■ Short exercise
Go through the listing beneath this task and return every line that carries the string "mois".

>> begin Input for this task

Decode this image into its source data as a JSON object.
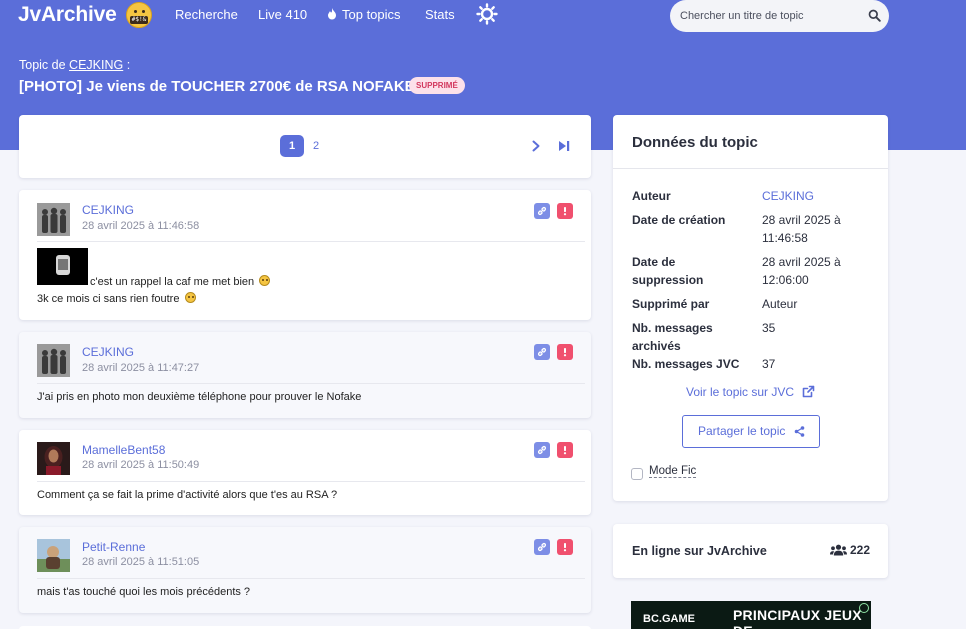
{
  "header": {
    "logo": "JvArchive",
    "logo_emoji_text": "#$!&",
    "nav": [
      "Recherche",
      "Live 410",
      "Top topics",
      "Stats"
    ],
    "search_placeholder": "Chercher un titre de topic"
  },
  "topic": {
    "of_label": "Topic de",
    "author": "CEJKING",
    "author_suffix": ":",
    "title": "[PHOTO] Je viens de TOUCHER 2700€ de RSA NOFAKE",
    "badge": "SUPPRIMÉ"
  },
  "pagination": {
    "pages": [
      "1",
      "2"
    ],
    "current": "1"
  },
  "posts": [
    {
      "author": "CEJKING",
      "date": "28 avril 2025 à 11:46:58",
      "lines": [
        "c'est un rappel la caf me met bien",
        "3k ce mois ci sans rien foutre"
      ]
    },
    {
      "author": "CEJKING",
      "date": "28 avril 2025 à 11:47:27",
      "lines": [
        "J'ai pris en photo mon deuxième téléphone pour prouver le Nofake"
      ]
    },
    {
      "author": "MamelleBent58",
      "date": "28 avril 2025 à 11:50:49",
      "lines": [
        "Comment ça se fait la prime d'activité alors que t'es au RSA ?"
      ]
    },
    {
      "author": "Petit-Renne",
      "date": "28 avril 2025 à 11:51:05",
      "lines": [
        "mais t'as touché quoi les mois précédents ?"
      ]
    }
  ],
  "sidebar": {
    "title": "Données du topic",
    "rows": [
      {
        "key": [
          "Auteur"
        ],
        "value": [
          "CEJKING"
        ]
      },
      {
        "key": [
          "Date de création"
        ],
        "value": [
          "28 avril 2025 à",
          "11:46:58"
        ]
      },
      {
        "key": [
          "Date de",
          "suppression"
        ],
        "value": [
          "28 avril 2025 à",
          "12:06:00"
        ]
      },
      {
        "key": [
          "Supprimé par"
        ],
        "value": [
          "Auteur"
        ]
      },
      {
        "key": [
          "Nb. messages",
          "archivés"
        ],
        "value": [
          "35"
        ]
      },
      {
        "key": [
          "Nb. messages JVC"
        ],
        "value": [
          "37"
        ]
      }
    ],
    "jvc_link": "Voir le topic sur JVC",
    "share_button": "Partager le topic",
    "mode_fic": "Mode Fic"
  },
  "online": {
    "label": "En ligne sur JvArchive",
    "count": "222"
  },
  "ad": {
    "brand": "BC.GAME",
    "text": "PRINCIPAUX JEUX DE"
  },
  "colors": {
    "accent": "#5b6ed9",
    "danger": "#f0506e",
    "badge_bg": "#fce1ea"
  }
}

>> end Input for this task

■ Complete response
        "3k ce mois ci sans rien foutre"
        "mais t'as touché quoi les mois précédents ?"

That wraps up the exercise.